ENTRIES =>
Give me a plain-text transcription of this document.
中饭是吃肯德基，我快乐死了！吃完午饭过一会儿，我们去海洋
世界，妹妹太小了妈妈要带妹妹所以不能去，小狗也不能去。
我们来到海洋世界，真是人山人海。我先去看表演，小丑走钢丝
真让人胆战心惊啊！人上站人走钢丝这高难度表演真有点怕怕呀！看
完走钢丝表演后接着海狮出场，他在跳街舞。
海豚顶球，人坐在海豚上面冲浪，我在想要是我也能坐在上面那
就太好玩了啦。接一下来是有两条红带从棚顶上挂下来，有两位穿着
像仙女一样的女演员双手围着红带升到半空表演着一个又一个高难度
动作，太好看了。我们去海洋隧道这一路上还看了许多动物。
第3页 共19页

EXERCISE BRIEF =>
Quote all of the entries verbatim.

WRITTEN ANSWER =>
Give me a plain-text transcription of this document.
中饭是吃肯德基，我快乐死了！吃完午饭过一会儿，我们去海洋
世界，妹妹太小了妈妈要带妹妹所以不能去，小狗也不能去。
我们来到海洋世界，真是人山人海。我先去看表演，小丑走钢丝
真让人胆战心惊啊！人上站人走钢丝这高难度表演真有点怕怕呀！看
完走钢丝表演后接着海狮出场，他在跳街舞。
海豚顶球，人坐在海豚上面冲浪，我在想要是我也能坐在上面那
就太好玩了啦。接一下来是有两条红带从棚顶上挂下来，有两位穿着
像仙女一样的女演员双手围着红带升到半空表演着一个又一个高难度
动作，太好看了。我们去海洋隧道这一路上还看了许多动物。
第3页 共19页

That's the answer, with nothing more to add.